- The request -
Repeat each entry exactly and drop the pictures.

- Input material -
┄┄┄┄┄┄┄┄┄┄

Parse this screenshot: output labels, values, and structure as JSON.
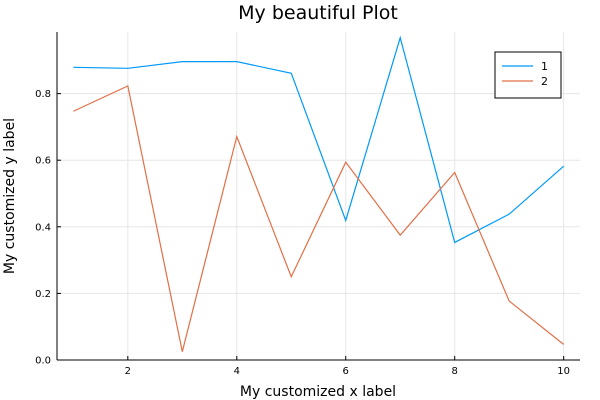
{
  "chart_data": {
    "type": "line",
    "title": "My beautiful Plot",
    "xlabel": "My customized x label",
    "ylabel": "My customized y label",
    "xlim": [
      0.7,
      10.3
    ],
    "ylim": [
      0.0,
      0.985
    ],
    "xticks": [
      2,
      4,
      6,
      8,
      10
    ],
    "yticks": [
      0.0,
      0.2,
      0.4,
      0.6,
      0.8
    ],
    "ytick_labels": [
      "0.0",
      "0.2",
      "0.4",
      "0.6",
      "0.8"
    ],
    "grid": true,
    "legend_position": "top-right",
    "x": [
      1,
      2,
      3,
      4,
      5,
      6,
      7,
      8,
      9,
      10
    ],
    "series": [
      {
        "name": "1",
        "color": "#009af9",
        "values": [
          0.879,
          0.876,
          0.896,
          0.896,
          0.861,
          0.419,
          0.968,
          0.353,
          0.438,
          0.582
        ]
      },
      {
        "name": "2",
        "color": "#e26f46",
        "values": [
          0.747,
          0.823,
          0.025,
          0.671,
          0.25,
          0.594,
          0.375,
          0.563,
          0.177,
          0.047
        ]
      }
    ]
  }
}
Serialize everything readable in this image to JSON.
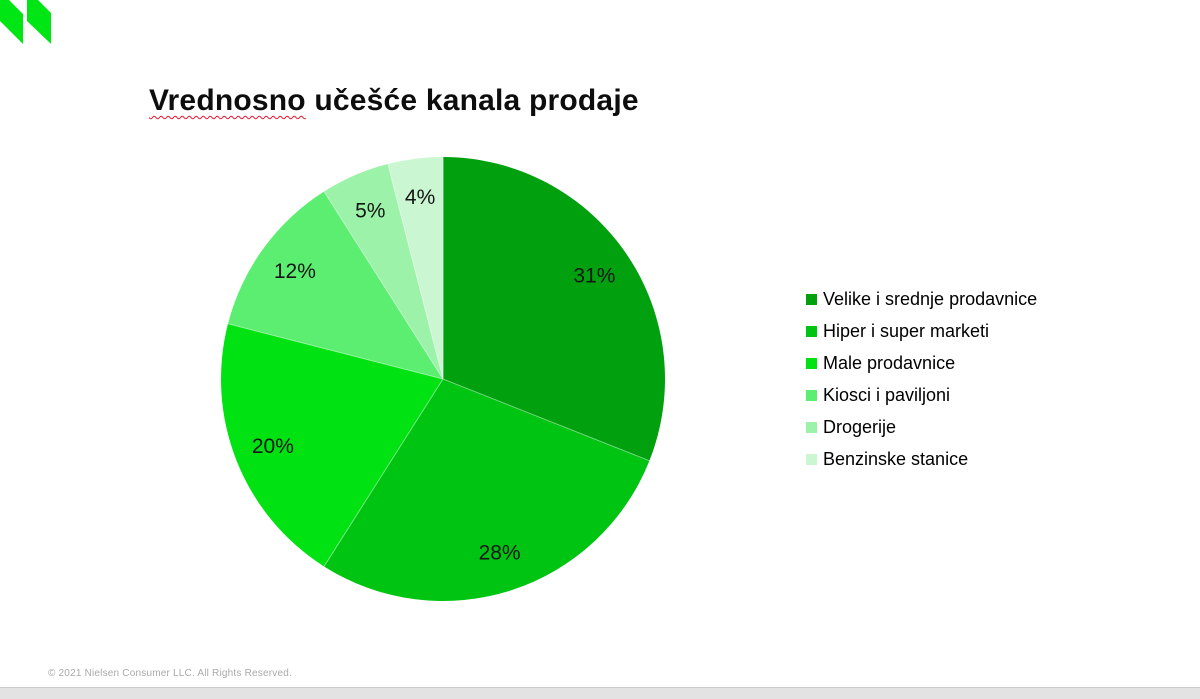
{
  "brand": {
    "logo_name": "nielsen-logo",
    "logo_color": "#00E614"
  },
  "title": {
    "first_word": "Vrednosno",
    "rest": " učešće kanala prodaje",
    "spellcheck_color": "#E8112D"
  },
  "chart_data": {
    "type": "pie",
    "title": "Vrednosno učešće kanala prodaje",
    "labels": [
      "Velike i srednje prodavnice",
      "Hiper i super marketi",
      "Male prodavnice",
      "Kiosci i paviljoni",
      "Drogerije",
      "Benzinske stanice"
    ],
    "values": [
      31,
      28,
      20,
      12,
      5,
      4
    ],
    "data_labels": [
      "31%",
      "28%",
      "20%",
      "12%",
      "5%",
      "4%"
    ],
    "unit": "%",
    "colors": [
      "#00A00F",
      "#00C412",
      "#00E211",
      "#5CEE70",
      "#9CF2A8",
      "#CAF7D1"
    ],
    "start_angle_deg": 0,
    "direction": "clockwise",
    "legend_position": "right",
    "labels_inside": true
  },
  "footer": {
    "copyright": "© 2021 Nielsen Consumer LLC. All Rights Reserved."
  }
}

┄┄┄┄┄┄┄┄┄┄

- In response -
Parse this screenshot: output labels, values, and structure as JSON.
{
  "chart_data": {
    "type": "line",
    "title": "My beautiful Plot",
    "xlabel": "My customized x label",
    "ylabel": "My customized y label",
    "xlim": [
      0.7,
      10.3
    ],
    "ylim": [
      0.0,
      0.985
    ],
    "xticks": [
      2,
      4,
      6,
      8,
      10
    ],
    "yticks": [
      0.0,
      0.2,
      0.4,
      0.6,
      0.8
    ],
    "ytick_labels": [
      "0.0",
      "0.2",
      "0.4",
      "0.6",
      "0.8"
    ],
    "grid": true,
    "legend_position": "top-right",
    "x": [
      1,
      2,
      3,
      4,
      5,
      6,
      7,
      8,
      9,
      10
    ],
    "series": [
      {
        "name": "1",
        "color": "#009af9",
        "values": [
          0.879,
          0.876,
          0.896,
          0.896,
          0.861,
          0.419,
          0.968,
          0.353,
          0.438,
          0.582
        ]
      },
      {
        "name": "2",
        "color": "#e26f46",
        "values": [
          0.747,
          0.823,
          0.025,
          0.671,
          0.25,
          0.594,
          0.375,
          0.563,
          0.177,
          0.047
        ]
      }
    ]
  }
}
Serialize everything readable in this image to JSON.
{
  "brand": {
    "logo_name": "nielsen-logo",
    "logo_color": "#00E614"
  },
  "title": {
    "first_word": "Vrednosno",
    "rest": " učešće kanala prodaje",
    "spellcheck_color": "#E8112D"
  },
  "chart_data": {
    "type": "pie",
    "title": "Vrednosno učešće kanala prodaje",
    "labels": [
      "Velike i srednje prodavnice",
      "Hiper i super marketi",
      "Male prodavnice",
      "Kiosci i paviljoni",
      "Drogerije",
      "Benzinske stanice"
    ],
    "values": [
      31,
      28,
      20,
      12,
      5,
      4
    ],
    "data_labels": [
      "31%",
      "28%",
      "20%",
      "12%",
      "5%",
      "4%"
    ],
    "unit": "%",
    "colors": [
      "#00A00F",
      "#00C412",
      "#00E211",
      "#5CEE70",
      "#9CF2A8",
      "#CAF7D1"
    ],
    "start_angle_deg": 0,
    "direction": "clockwise",
    "legend_position": "right",
    "labels_inside": true
  },
  "footer": {
    "copyright": "© 2021 Nielsen Consumer LLC. All Rights Reserved."
  }
}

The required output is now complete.